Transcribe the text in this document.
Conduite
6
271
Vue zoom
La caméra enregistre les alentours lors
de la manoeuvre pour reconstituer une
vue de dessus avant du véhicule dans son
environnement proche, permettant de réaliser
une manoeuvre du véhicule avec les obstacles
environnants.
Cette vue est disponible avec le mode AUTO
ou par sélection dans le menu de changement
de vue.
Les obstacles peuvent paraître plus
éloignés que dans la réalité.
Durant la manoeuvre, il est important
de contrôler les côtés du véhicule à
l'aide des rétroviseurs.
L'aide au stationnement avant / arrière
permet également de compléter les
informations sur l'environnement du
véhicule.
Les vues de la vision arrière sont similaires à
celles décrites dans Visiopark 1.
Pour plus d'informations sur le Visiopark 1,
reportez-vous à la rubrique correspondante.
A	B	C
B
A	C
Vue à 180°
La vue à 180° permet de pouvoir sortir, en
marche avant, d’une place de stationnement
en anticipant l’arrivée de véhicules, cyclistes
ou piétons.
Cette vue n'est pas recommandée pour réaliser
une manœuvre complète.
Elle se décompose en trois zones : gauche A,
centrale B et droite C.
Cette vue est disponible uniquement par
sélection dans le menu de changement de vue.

——

▶ [Written request]: Collect from the data above every line that includes "changement".

▶ [Response to this exercise]:
ou par sélection dans le menu de changement
sélection dans le menu de changement de vue.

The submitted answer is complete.